▸ **Exercise directions**
Identify each line below containing the string "Gate" and copy it.

* * * * * * * * *

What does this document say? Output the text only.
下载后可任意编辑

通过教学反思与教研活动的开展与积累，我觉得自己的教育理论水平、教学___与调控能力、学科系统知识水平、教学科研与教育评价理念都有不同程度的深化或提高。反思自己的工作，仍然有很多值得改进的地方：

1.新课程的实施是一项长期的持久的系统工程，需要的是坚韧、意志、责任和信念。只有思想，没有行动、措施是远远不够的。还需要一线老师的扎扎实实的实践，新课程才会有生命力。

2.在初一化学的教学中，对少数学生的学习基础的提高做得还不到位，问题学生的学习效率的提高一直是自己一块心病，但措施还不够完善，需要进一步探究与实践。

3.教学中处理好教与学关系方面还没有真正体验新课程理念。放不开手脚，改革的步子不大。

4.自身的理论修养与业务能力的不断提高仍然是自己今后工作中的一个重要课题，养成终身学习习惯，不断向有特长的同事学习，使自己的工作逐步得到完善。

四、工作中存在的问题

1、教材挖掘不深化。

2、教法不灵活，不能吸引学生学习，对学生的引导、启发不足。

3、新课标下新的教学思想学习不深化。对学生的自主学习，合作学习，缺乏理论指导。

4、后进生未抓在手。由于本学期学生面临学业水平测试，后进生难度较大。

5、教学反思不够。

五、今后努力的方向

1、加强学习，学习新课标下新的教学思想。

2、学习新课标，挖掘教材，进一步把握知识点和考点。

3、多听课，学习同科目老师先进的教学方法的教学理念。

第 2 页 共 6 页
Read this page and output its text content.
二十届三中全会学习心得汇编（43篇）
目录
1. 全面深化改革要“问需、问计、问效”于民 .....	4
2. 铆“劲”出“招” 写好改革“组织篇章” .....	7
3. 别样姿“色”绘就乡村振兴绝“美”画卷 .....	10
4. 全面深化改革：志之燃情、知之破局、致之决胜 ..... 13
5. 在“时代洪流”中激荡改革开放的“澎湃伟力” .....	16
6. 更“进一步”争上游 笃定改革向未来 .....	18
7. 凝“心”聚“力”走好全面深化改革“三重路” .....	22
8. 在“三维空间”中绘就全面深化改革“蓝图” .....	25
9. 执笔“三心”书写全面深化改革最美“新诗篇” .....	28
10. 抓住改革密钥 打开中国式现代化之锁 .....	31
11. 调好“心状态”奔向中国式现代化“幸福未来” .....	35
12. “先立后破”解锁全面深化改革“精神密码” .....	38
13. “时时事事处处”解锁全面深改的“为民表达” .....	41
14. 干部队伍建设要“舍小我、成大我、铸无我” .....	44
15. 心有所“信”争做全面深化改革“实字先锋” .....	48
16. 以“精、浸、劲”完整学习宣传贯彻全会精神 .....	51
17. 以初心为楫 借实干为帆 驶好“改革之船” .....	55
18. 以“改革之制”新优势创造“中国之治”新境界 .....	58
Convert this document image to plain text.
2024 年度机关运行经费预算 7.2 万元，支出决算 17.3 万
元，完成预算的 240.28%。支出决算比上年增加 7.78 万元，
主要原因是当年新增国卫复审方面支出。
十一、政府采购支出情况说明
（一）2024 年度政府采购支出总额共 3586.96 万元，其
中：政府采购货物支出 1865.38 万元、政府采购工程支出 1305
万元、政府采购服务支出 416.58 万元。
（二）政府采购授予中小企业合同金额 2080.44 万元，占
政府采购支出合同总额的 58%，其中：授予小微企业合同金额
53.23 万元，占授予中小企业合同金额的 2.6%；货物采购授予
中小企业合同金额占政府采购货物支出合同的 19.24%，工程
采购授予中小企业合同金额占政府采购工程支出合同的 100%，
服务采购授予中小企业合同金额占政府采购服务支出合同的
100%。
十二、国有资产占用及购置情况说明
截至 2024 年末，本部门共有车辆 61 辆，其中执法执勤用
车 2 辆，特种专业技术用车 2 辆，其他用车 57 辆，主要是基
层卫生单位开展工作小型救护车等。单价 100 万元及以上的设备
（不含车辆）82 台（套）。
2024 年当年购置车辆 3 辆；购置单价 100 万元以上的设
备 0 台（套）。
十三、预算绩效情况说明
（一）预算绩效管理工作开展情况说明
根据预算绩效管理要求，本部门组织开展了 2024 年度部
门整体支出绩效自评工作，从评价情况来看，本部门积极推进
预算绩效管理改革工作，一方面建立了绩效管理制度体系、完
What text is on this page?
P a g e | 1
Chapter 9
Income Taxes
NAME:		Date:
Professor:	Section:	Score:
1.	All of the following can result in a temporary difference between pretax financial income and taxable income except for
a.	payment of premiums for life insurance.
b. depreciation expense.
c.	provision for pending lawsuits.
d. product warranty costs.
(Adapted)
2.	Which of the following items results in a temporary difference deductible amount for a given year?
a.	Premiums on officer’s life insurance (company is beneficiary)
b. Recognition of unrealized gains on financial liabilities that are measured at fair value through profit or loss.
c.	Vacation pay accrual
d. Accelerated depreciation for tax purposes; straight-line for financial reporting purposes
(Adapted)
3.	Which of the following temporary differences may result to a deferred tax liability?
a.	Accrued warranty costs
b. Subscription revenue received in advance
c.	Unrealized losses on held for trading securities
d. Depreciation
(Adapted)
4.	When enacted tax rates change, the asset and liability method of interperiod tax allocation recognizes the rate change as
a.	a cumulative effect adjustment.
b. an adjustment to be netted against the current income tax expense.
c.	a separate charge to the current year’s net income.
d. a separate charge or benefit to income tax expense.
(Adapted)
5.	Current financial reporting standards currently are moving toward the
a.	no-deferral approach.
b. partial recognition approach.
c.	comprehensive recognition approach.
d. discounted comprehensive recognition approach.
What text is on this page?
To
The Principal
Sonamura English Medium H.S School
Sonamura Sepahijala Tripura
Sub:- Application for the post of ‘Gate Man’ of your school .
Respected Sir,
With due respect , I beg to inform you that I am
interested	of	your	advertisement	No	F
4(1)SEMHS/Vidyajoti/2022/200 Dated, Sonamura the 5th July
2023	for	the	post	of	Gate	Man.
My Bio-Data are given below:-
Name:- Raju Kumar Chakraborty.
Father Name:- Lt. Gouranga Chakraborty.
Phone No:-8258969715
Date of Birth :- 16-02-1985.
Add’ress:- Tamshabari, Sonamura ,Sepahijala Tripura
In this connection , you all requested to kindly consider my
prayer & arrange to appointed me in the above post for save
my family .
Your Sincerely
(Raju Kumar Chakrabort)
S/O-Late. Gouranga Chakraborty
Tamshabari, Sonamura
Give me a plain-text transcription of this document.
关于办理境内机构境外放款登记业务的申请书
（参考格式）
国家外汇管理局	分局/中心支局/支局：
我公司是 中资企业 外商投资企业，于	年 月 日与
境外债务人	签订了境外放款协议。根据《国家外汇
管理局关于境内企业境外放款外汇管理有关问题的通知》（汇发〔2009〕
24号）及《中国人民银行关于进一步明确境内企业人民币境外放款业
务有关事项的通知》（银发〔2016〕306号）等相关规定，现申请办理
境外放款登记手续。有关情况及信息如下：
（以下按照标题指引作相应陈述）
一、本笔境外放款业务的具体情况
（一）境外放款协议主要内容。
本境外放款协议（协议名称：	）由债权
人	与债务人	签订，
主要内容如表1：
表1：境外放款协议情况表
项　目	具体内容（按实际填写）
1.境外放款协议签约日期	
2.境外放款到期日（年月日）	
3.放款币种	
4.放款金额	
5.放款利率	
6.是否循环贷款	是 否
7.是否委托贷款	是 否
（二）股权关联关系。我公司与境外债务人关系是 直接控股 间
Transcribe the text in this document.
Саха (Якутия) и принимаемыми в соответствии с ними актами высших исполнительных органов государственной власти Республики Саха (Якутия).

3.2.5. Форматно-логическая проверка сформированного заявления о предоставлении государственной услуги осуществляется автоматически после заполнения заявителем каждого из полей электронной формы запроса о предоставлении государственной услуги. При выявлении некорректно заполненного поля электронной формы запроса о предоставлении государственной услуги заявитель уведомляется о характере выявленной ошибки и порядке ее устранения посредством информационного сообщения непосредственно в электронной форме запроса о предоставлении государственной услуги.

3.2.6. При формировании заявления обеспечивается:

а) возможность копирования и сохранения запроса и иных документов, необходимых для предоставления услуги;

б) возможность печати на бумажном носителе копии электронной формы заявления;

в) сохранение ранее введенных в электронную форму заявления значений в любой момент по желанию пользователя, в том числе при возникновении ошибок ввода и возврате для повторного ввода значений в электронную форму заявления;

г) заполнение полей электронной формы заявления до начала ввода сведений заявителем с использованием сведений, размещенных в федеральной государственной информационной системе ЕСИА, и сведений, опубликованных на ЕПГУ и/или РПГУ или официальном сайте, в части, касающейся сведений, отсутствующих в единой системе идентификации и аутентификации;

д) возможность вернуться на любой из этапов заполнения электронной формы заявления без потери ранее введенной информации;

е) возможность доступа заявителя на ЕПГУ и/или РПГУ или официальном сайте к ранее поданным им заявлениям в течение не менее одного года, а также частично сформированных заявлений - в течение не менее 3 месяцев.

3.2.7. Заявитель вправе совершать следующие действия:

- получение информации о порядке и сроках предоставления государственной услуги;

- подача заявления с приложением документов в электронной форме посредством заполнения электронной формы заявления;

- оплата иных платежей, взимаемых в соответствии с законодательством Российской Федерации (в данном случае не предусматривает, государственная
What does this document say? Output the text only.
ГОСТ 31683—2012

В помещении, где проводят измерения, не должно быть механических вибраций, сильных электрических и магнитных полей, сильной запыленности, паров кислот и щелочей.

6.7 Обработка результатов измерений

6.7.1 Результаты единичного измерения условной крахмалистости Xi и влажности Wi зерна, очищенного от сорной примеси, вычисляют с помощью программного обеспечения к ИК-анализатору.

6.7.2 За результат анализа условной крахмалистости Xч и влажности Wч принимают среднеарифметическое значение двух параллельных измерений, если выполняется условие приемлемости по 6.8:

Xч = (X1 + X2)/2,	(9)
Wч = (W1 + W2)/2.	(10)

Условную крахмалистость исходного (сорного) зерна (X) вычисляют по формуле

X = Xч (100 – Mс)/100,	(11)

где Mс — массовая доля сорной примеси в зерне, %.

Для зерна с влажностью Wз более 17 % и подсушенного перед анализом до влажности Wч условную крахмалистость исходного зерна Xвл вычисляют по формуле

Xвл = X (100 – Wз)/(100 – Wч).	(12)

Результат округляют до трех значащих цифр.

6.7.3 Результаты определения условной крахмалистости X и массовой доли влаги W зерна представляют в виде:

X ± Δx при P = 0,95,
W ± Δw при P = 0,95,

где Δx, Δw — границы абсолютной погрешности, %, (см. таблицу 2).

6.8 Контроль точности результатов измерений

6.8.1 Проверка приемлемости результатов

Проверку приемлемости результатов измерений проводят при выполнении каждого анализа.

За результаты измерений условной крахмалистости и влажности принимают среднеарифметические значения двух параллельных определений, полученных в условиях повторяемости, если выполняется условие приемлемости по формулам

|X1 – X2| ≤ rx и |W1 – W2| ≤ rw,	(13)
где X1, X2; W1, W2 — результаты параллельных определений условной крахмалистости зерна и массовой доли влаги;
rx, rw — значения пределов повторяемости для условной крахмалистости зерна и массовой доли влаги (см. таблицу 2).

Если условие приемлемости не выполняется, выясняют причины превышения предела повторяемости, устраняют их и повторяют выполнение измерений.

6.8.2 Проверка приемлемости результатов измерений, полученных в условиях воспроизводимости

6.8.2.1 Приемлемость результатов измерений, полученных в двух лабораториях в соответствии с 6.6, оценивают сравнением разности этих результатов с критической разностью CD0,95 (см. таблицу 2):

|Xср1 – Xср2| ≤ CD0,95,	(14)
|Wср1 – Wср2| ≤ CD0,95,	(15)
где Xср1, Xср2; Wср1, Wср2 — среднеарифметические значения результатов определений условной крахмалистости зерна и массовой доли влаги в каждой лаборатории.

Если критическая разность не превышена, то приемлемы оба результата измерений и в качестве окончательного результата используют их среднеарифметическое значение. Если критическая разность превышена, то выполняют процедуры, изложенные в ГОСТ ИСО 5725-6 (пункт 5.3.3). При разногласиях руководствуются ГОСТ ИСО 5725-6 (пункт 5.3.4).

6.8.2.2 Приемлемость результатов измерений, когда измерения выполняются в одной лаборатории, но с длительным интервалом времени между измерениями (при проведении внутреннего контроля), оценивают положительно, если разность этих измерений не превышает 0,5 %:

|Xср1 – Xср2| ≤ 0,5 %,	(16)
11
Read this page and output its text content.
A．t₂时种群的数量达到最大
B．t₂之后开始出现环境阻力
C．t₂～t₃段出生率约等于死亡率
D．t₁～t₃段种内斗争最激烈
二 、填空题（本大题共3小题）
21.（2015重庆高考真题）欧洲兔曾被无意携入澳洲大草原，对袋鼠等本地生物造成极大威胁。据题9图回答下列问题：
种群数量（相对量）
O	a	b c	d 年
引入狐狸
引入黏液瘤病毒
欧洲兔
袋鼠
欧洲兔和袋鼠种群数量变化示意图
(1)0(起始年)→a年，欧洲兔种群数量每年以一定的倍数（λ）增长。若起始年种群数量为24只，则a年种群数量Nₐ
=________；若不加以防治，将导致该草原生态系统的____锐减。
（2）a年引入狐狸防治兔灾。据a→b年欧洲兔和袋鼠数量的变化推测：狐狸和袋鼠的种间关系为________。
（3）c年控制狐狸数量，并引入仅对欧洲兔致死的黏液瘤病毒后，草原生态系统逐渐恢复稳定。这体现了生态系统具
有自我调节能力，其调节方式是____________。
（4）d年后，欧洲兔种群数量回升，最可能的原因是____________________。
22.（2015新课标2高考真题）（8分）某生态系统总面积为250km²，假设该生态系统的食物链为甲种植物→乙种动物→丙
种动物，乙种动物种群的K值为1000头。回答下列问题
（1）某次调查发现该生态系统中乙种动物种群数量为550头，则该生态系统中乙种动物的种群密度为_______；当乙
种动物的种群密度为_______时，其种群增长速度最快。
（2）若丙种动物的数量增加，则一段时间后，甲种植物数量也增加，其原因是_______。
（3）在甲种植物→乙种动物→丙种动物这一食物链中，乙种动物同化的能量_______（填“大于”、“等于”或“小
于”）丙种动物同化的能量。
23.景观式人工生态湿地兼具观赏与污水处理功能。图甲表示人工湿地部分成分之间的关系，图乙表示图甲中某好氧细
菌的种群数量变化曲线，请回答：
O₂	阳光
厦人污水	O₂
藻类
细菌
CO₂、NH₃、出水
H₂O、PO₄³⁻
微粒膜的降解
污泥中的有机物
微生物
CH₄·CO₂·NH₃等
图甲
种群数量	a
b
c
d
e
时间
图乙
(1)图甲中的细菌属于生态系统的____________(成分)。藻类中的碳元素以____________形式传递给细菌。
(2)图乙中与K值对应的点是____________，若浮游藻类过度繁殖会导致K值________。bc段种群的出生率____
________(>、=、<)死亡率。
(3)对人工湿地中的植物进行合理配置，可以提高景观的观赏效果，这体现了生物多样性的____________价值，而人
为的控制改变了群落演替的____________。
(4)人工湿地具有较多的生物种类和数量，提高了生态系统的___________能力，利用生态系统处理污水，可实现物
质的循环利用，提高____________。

* * * * * * * * *

▸ **Complete answer**
Sub:- Application for the post of ‘Gate Man’ of your school .
2023	for	the	post	of	Gate	Man.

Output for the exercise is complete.